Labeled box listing
######

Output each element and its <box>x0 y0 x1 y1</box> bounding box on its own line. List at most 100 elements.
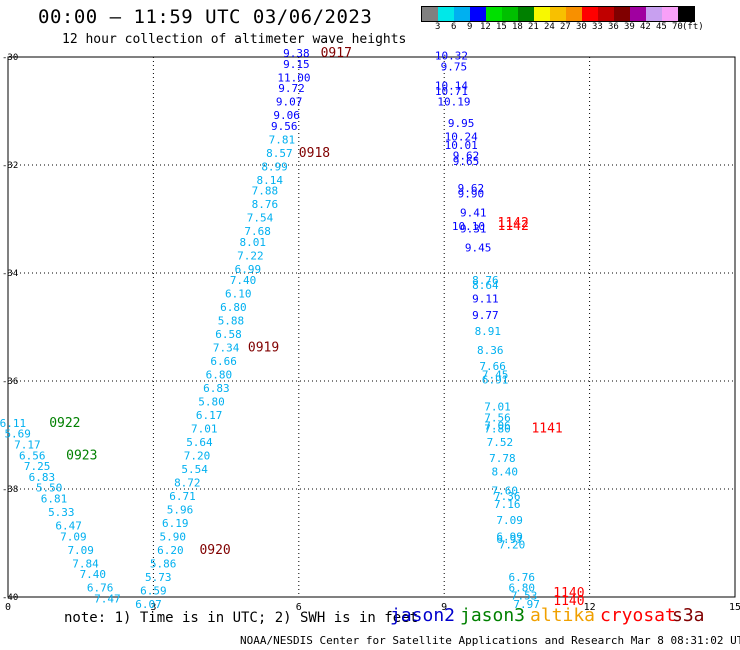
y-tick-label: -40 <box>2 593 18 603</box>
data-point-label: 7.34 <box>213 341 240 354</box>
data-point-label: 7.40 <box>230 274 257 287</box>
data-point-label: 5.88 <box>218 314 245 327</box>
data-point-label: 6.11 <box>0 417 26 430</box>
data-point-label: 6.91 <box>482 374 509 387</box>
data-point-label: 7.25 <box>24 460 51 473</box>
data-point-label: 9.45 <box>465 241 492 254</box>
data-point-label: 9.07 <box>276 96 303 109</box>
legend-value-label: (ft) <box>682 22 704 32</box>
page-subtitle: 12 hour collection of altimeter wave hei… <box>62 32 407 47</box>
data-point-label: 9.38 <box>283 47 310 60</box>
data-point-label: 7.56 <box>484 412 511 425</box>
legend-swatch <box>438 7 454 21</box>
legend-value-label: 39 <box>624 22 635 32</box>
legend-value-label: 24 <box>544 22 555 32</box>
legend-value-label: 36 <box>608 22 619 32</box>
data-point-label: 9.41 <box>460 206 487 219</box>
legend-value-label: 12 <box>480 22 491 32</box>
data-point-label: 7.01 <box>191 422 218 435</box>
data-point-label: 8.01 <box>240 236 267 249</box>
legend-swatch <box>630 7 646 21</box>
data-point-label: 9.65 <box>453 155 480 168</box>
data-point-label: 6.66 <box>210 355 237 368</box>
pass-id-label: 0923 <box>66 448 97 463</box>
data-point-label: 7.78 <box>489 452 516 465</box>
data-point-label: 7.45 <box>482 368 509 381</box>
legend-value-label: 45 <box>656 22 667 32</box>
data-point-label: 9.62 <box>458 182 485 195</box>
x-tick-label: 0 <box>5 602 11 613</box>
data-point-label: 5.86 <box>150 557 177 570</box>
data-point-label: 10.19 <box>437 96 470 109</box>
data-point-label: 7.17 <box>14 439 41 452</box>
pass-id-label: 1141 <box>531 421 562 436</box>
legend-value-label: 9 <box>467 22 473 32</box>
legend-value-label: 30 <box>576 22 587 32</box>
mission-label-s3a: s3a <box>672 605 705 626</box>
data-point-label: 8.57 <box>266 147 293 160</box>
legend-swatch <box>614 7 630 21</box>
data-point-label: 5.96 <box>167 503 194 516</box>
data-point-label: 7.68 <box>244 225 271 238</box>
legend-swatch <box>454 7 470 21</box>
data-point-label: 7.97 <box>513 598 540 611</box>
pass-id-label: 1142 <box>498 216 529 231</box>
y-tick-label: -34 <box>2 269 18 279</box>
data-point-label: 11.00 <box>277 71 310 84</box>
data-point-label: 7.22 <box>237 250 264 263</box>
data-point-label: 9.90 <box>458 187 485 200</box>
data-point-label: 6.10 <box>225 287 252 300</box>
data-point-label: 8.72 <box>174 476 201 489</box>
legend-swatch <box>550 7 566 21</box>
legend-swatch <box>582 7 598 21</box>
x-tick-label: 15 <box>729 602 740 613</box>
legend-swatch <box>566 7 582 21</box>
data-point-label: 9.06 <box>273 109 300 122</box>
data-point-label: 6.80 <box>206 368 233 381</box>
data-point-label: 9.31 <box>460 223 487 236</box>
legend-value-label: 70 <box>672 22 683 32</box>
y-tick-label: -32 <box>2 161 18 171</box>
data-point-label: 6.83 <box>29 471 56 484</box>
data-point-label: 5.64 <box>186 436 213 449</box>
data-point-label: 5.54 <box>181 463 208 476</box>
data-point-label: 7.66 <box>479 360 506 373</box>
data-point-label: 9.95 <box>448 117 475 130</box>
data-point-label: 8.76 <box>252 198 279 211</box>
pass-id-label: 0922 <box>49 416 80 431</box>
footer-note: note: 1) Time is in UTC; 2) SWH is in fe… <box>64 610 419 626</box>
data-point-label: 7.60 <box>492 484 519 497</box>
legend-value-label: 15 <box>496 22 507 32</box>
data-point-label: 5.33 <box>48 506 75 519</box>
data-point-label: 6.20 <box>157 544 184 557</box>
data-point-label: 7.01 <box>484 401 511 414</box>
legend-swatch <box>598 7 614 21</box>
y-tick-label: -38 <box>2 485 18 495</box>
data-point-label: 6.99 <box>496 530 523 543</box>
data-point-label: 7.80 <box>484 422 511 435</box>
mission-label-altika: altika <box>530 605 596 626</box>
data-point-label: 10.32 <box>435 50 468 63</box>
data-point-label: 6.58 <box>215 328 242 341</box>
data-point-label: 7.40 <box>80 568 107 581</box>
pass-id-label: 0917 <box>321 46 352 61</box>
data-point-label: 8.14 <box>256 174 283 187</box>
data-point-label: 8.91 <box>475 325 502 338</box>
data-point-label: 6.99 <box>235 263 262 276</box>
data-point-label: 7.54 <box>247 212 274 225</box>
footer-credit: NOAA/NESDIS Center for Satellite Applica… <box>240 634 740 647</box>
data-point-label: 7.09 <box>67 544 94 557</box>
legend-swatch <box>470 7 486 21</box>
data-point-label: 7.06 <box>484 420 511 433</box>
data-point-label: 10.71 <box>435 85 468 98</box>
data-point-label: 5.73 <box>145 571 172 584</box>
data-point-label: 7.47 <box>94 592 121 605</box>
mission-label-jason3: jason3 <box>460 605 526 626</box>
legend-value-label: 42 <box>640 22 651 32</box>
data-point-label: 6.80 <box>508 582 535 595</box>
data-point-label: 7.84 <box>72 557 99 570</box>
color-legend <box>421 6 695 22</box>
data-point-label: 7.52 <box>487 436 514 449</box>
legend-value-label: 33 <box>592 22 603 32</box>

######

Direction ::
Change every "legend-swatch" in the listing above to "color-swatch" and write out the whole listing again with nothing else altered, leaving out the pictures.

Exercise answer ::
Output each element and its <box>x0 y0 x1 y1</box> bounding box on its own line. List at most 100 elements.
y-tick-label: -40 <box>2 593 18 603</box>
data-point-label: 7.34 <box>213 341 240 354</box>
data-point-label: 7.40 <box>230 274 257 287</box>
data-point-label: 5.88 <box>218 314 245 327</box>
data-point-label: 6.11 <box>0 417 26 430</box>
data-point-label: 6.91 <box>482 374 509 387</box>
data-point-label: 7.25 <box>24 460 51 473</box>
data-point-label: 9.45 <box>465 241 492 254</box>
data-point-label: 9.07 <box>276 96 303 109</box>
legend-value-label: (ft) <box>682 22 704 32</box>
page-subtitle: 12 hour collection of altimeter wave hei… <box>62 32 407 47</box>
data-point-label: 9.38 <box>283 47 310 60</box>
data-point-label: 7.56 <box>484 412 511 425</box>
color-swatch <box>438 7 454 21</box>
legend-value-label: 39 <box>624 22 635 32</box>
legend-value-label: 24 <box>544 22 555 32</box>
legend-value-label: 36 <box>608 22 619 32</box>
data-point-label: 9.41 <box>460 206 487 219</box>
legend-value-label: 12 <box>480 22 491 32</box>
data-point-label: 7.01 <box>191 422 218 435</box>
data-point-label: 8.01 <box>240 236 267 249</box>
color-swatch <box>630 7 646 21</box>
data-point-label: 9.65 <box>453 155 480 168</box>
data-point-label: 6.66 <box>210 355 237 368</box>
pass-id-label: 0923 <box>66 448 97 463</box>
data-point-label: 7.78 <box>489 452 516 465</box>
data-point-label: 7.45 <box>482 368 509 381</box>
legend-value-label: 45 <box>656 22 667 32</box>
data-point-label: 9.62 <box>458 182 485 195</box>
x-tick-label: 0 <box>5 602 11 613</box>
data-point-label: 5.86 <box>150 557 177 570</box>
data-point-label: 10.19 <box>437 96 470 109</box>
data-point-label: 7.17 <box>14 439 41 452</box>
pass-id-label: 1141 <box>531 421 562 436</box>
legend-value-label: 9 <box>467 22 473 32</box>
legend-value-label: 30 <box>576 22 587 32</box>
mission-label-s3a: s3a <box>672 605 705 626</box>
data-point-label: 8.57 <box>266 147 293 160</box>
color-swatch <box>614 7 630 21</box>
data-point-label: 5.96 <box>167 503 194 516</box>
data-point-label: 7.68 <box>244 225 271 238</box>
color-swatch <box>454 7 470 21</box>
data-point-label: 7.97 <box>513 598 540 611</box>
pass-id-label: 1142 <box>498 216 529 231</box>
y-tick-label: -34 <box>2 269 18 279</box>
data-point-label: 11.00 <box>277 71 310 84</box>
data-point-label: 7.22 <box>237 250 264 263</box>
data-point-label: 9.90 <box>458 187 485 200</box>
data-point-label: 6.10 <box>225 287 252 300</box>
data-point-label: 8.72 <box>174 476 201 489</box>
color-swatch <box>550 7 566 21</box>
color-swatch <box>582 7 598 21</box>
x-tick-label: 15 <box>729 602 740 613</box>
color-swatch <box>566 7 582 21</box>
data-point-label: 9.06 <box>273 109 300 122</box>
data-point-label: 6.80 <box>206 368 233 381</box>
data-point-label: 9.31 <box>460 223 487 236</box>
legend-value-label: 70 <box>672 22 683 32</box>
y-tick-label: -32 <box>2 161 18 171</box>
data-point-label: 6.83 <box>29 471 56 484</box>
data-point-label: 5.64 <box>186 436 213 449</box>
data-point-label: 5.54 <box>181 463 208 476</box>
data-point-label: 7.66 <box>479 360 506 373</box>
data-point-label: 9.95 <box>448 117 475 130</box>
data-point-label: 8.76 <box>252 198 279 211</box>
pass-id-label: 0922 <box>49 416 80 431</box>
footer-note: note: 1) Time is in UTC; 2) SWH is in fe… <box>64 610 419 626</box>
data-point-label: 7.60 <box>492 484 519 497</box>
legend-value-label: 15 <box>496 22 507 32</box>
data-point-label: 5.33 <box>48 506 75 519</box>
data-point-label: 6.20 <box>157 544 184 557</box>
data-point-label: 7.01 <box>484 401 511 414</box>
color-swatch <box>598 7 614 21</box>
y-tick-label: -38 <box>2 485 18 495</box>
data-point-label: 6.99 <box>496 530 523 543</box>
data-point-label: 7.80 <box>484 422 511 435</box>
mission-label-altika: altika <box>530 605 596 626</box>
data-point-label: 10.32 <box>435 50 468 63</box>
data-point-label: 6.58 <box>215 328 242 341</box>
data-point-label: 7.40 <box>80 568 107 581</box>
pass-id-label: 0917 <box>321 46 352 61</box>
data-point-label: 8.14 <box>256 174 283 187</box>
data-point-label: 8.91 <box>475 325 502 338</box>
data-point-label: 6.99 <box>235 263 262 276</box>
data-point-label: 7.54 <box>247 212 274 225</box>
footer-credit: NOAA/NESDIS Center for Satellite Applica… <box>240 634 740 647</box>
data-point-label: 7.09 <box>67 544 94 557</box>
color-swatch <box>470 7 486 21</box>
data-point-label: 7.06 <box>484 420 511 433</box>
data-point-label: 10.71 <box>435 85 468 98</box>
data-point-label: 5.73 <box>145 571 172 584</box>
data-point-label: 7.47 <box>94 592 121 605</box>
mission-label-jason3: jason3 <box>460 605 526 626</box>
legend-value-label: 42 <box>640 22 651 32</box>
data-point-label: 6.80 <box>508 582 535 595</box>
data-point-label: 7.84 <box>72 557 99 570</box>
color-legend <box>421 6 695 22</box>
data-point-label: 7.52 <box>487 436 514 449</box>
legend-value-label: 33 <box>592 22 603 32</box>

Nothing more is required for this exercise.